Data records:
>>

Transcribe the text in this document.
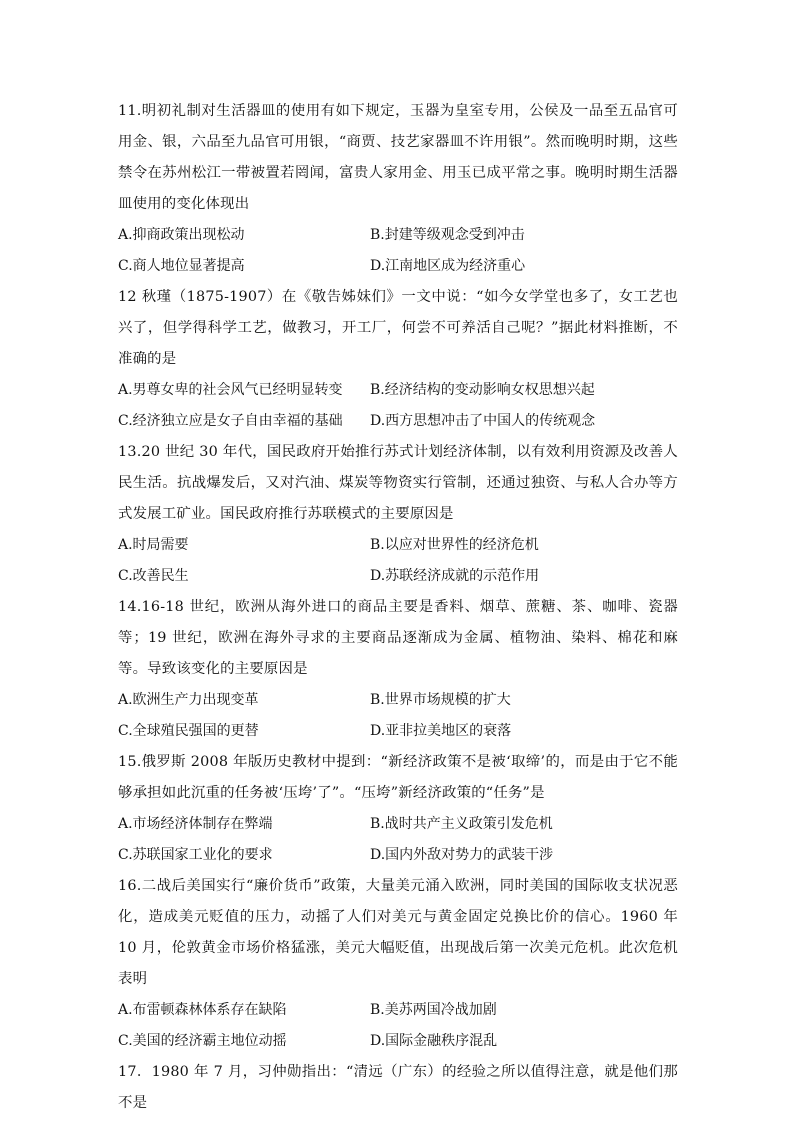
11.明初礼制对生活器皿的使用有如下规定，玉器为皇室专用，公侯及一品至五品官可用金、银，六品至九品官可用银，“商贾、技艺家器皿不许用银”。然而晚明时期，这些禁令在苏州松江一带被置若罔闻，富贵人家用金、用玉已成平常之事。晚明时期生活器皿使用的变化体现出

A.抑商政策出现松动	B.封建等级观念受到冲击
C.商人地位显著提高	D.江南地区成为经济重心

12 秋瑾（1875-1907）在《敬告姊妹们》一文中说：“如今女学堂也多了，女工艺也兴了，但学得科学工艺，做教习，开工厂，何尝不可养活自己呢？”据此材料推断，不准确的是

A.男尊女卑的社会风气已经明显转变 B.经济结构的变动影响女权思想兴起
C.经济独立应是女子自由幸福的基础 D.西方思想冲击了中国人的传统观念

13.20 世纪 30 年代，国民政府开始推行苏式计划经济体制，以有效利用资源及改善人民生活。抗战爆发后，又对汽油、煤炭等物资实行管制，还通过独资、与私人合办等方式发展工矿业。国民政府推行苏联模式的主要原因是

A.时局需要	B.以应对世界性的经济危机
C.改善民生	D.苏联经济成就的示范作用

14.16-18 世纪，欧洲从海外进口的商品主要是香料、烟草、蔗糖、茶、咖啡、瓷器等；19 世纪，欧洲在海外寻求的主要商品逐渐成为金属、植物油、染料、棉花和麻等。导致该变化的主要原因是

A.欧洲生产力出现变革	B.世界市场规模的扩大
C.全球殖民强国的更替	D.亚非拉美地区的衰落

15.俄罗斯 2008 年版历史教材中提到：“新经济政策不是被‘取缔’的，而是由于它不能够承担如此沉重的任务被‘压垮’了”。“压垮”新经济政策的“任务”是

A.市场经济体制存在弊端	B.战时共产主义政策引发危机
C.苏联国家工业化的要求	D.国内外敌对势力的武装干涉

16.二战后美国实行“廉价货币”政策，大量美元涌入欧洲，同时美国的国际收支状况恶化，造成美元贬值的压力，动摇了人们对美元与黄金固定兑换比价的信心。1960 年 10 月，伦敦黄金市场价格猛涨，美元大幅贬值，出现战后第一次美元危机。此次危机表明

A.布雷顿森林体系存在缺陷	B.美苏两国冷战加剧
C.美国的经济霸主地位动摇	D.国际金融秩序混乱

17．1980 年 7 月，习仲勋指出：“清远（广东）的经验之所以值得注意，就是他们那不是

<<

■ What you will do ■
Pictures are not part of the copy; reproduce everything else in the records exactly.

■ Exercise response ■
Transcribe the text in this document.
11.明初礼制对生活器皿的使用有如下规定，玉器为皇室专用，公侯及一品至五品官可用金、银，六品至九品官可用银，“商贾、技艺家器皿不许用银”。然而晚明时期，这些禁令在苏州松江一带被置若罔闻，富贵人家用金、用玉已成平常之事。晚明时期生活器皿使用的变化体现出

A.抑商政策出现松动	B.封建等级观念受到冲击
C.商人地位显著提高	D.江南地区成为经济重心

12 秋瑾（1875-1907）在《敬告姊妹们》一文中说：“如今女学堂也多了，女工艺也兴了，但学得科学工艺，做教习，开工厂，何尝不可养活自己呢？”据此材料推断，不准确的是

A.男尊女卑的社会风气已经明显转变 B.经济结构的变动影响女权思想兴起
C.经济独立应是女子自由幸福的基础 D.西方思想冲击了中国人的传统观念

13.20 世纪 30 年代，国民政府开始推行苏式计划经济体制，以有效利用资源及改善人民生活。抗战爆发后，又对汽油、煤炭等物资实行管制，还通过独资、与私人合办等方式发展工矿业。国民政府推行苏联模式的主要原因是

A.时局需要	B.以应对世界性的经济危机
C.改善民生	D.苏联经济成就的示范作用

14.16-18 世纪，欧洲从海外进口的商品主要是香料、烟草、蔗糖、茶、咖啡、瓷器等；19 世纪，欧洲在海外寻求的主要商品逐渐成为金属、植物油、染料、棉花和麻等。导致该变化的主要原因是

A.欧洲生产力出现变革	B.世界市场规模的扩大
C.全球殖民强国的更替	D.亚非拉美地区的衰落

15.俄罗斯 2008 年版历史教材中提到：“新经济政策不是被‘取缔’的，而是由于它不能够承担如此沉重的任务被‘压垮’了”。“压垮”新经济政策的“任务”是

A.市场经济体制存在弊端	B.战时共产主义政策引发危机
C.苏联国家工业化的要求	D.国内外敌对势力的武装干涉

16.二战后美国实行“廉价货币”政策，大量美元涌入欧洲，同时美国的国际收支状况恶化，造成美元贬值的压力，动摇了人们对美元与黄金固定兑换比价的信心。1960 年 10 月，伦敦黄金市场价格猛涨，美元大幅贬值，出现战后第一次美元危机。此次危机表明

A.布雷顿森林体系存在缺陷	B.美苏两国冷战加剧
C.美国的经济霸主地位动摇	D.国际金融秩序混乱

17．1980 年 7 月，习仲勋指出：“清远（广东）的经验之所以值得注意，就是他们那不是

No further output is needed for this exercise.